Stored records:
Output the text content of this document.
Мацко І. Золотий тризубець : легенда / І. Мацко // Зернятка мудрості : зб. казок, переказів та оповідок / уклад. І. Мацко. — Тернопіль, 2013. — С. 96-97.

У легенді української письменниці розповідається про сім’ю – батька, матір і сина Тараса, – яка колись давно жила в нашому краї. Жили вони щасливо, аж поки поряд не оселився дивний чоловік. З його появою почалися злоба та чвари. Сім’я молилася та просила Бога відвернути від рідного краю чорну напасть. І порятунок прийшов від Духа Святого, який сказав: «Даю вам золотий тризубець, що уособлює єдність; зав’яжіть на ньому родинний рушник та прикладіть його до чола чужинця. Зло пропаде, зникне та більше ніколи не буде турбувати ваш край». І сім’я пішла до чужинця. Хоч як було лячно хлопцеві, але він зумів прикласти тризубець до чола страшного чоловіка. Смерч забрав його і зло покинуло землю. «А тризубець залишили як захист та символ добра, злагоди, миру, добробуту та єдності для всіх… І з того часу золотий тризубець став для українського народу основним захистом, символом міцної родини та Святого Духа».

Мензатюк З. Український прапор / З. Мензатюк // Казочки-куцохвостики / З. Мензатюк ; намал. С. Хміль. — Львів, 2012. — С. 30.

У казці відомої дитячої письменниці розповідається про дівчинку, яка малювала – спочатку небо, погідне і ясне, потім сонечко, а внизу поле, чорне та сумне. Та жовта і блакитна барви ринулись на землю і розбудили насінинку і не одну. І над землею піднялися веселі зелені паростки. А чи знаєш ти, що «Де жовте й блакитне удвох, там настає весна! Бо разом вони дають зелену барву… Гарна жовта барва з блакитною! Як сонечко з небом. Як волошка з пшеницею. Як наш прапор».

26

→ Instruction:
Go through the listing and print each line exactly as it appears.

→ Task response:
Output the text content of this document.
Мацко І. Золотий тризубець : легенда / І. Мацко // Зернятка мудрості : зб. казок, переказів та оповідок / уклад. І. Мацко. — Тернопіль, 2013. — С. 96-97.

У легенді української письменниці розповідається про сім’ю – батька, матір і сина Тараса, – яка колись давно жила в нашому краї. Жили вони щасливо, аж поки поряд не оселився дивний чоловік. З його появою почалися злоба та чвари. Сім’я молилася та просила Бога відвернути від рідного краю чорну напасть. І порятунок прийшов від Духа Святого, який сказав: «Даю вам золотий тризубець, що уособлює єдність; зав’яжіть на ньому родинний рушник та прикладіть його до чола чужинця. Зло пропаде, зникне та більше ніколи не буде турбувати ваш край». І сім’я пішла до чужинця. Хоч як було лячно хлопцеві, але він зумів прикласти тризубець до чола страшного чоловіка. Смерч забрав його і зло покинуло землю. «А тризубець залишили як захист та символ добра, злагоди, миру, добробуту та єдності для всіх… І з того часу золотий тризубець став для українського народу основним захистом, символом міцної родини та Святого Духа».

Мензатюк З. Український прапор / З. Мензатюк // Казочки-куцохвостики / З. Мензатюк ; намал. С. Хміль. — Львів, 2012. — С. 30.

У казці відомої дитячої письменниці розповідається про дівчинку, яка малювала – спочатку небо, погідне і ясне, потім сонечко, а внизу поле, чорне та сумне. Та жовта і блакитна барви ринулись на землю і розбудили насінинку і не одну. І над землею піднялися веселі зелені паростки. А чи знаєш ти, що «Де жовте й блакитне удвох, там настає весна! Бо разом вони дають зелену барву… Гарна жовта барва з блакитною! Як сонечко з небом. Як волошка з пшеницею. Як наш прапор».

26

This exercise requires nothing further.